WHAT YOU NEED TO DO
Swap "sound-absorbing" for "noise-dampening" throughout the material below and leave everything else untouched.

**** PROVIDED DATA

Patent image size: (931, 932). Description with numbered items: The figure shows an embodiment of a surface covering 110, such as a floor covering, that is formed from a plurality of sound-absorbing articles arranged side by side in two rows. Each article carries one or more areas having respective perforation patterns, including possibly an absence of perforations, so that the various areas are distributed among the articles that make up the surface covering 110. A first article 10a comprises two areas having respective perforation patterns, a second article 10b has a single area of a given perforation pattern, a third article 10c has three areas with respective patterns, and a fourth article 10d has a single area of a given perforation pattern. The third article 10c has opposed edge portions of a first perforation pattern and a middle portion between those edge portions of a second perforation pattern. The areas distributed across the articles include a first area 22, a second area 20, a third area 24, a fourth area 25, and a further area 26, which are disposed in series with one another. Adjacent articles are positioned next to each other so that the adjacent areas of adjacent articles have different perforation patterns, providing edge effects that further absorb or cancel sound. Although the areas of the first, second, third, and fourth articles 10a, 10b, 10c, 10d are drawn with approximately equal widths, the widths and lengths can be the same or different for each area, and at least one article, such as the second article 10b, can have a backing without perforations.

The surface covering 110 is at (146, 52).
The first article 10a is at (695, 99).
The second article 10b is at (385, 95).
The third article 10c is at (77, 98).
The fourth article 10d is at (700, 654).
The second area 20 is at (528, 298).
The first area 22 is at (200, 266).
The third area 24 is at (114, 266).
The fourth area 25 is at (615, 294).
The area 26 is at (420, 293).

********

ANSWER TO THIS EXERCISE
Patent image size: (931, 932). Description with numbered items: The figure shows an embodiment of a surface covering 110, such as a floor covering, that is formed from a plurality of noise-dampening articles arranged side by side in two rows. Each article carries one or more areas having respective perforation patterns, including possibly an absence of perforations, so that the various areas are distributed among the articles that make up the surface covering 110. A first article 10a comprises two areas having respective perforation patterns, a second article 10b has a single area of a given perforation pattern, a third article 10c has three areas with respective patterns, and a fourth article 10d has a single area of a given perforation pattern. The third article 10c has opposed edge portions of a first perforation pattern and a middle portion between those edge portions of a second perforation pattern. The areas distributed across the articles include a first area 22, a second area 20, a third area 24, a fourth area 25, and a further area 26, which are disposed in series with one another. Adjacent articles are positioned next to each other so that the adjacent areas of adjacent articles have different perforation patterns, providing edge effects that further absorb or cancel sound. Although the areas of the first, second, third, and fourth articles 10a, 10b, 10c, 10d are drawn with approximately equal widths, the widths and lengths can be the same or different for each area, and at least one article, such as the second article 10b, can have a backing without perforations.

The surface covering 110 is at (146, 52).
The first article 10a is at (695, 99).
The second article 10b is at (385, 95).
The third article 10c is at (77, 98).
The fourth article 10d is at (700, 654).
The second area 20 is at (528, 298).
The first area 22 is at (200, 266).
The third area 24 is at (114, 266).
The fourth area 25 is at (615, 294).
The area 26 is at (420, 293).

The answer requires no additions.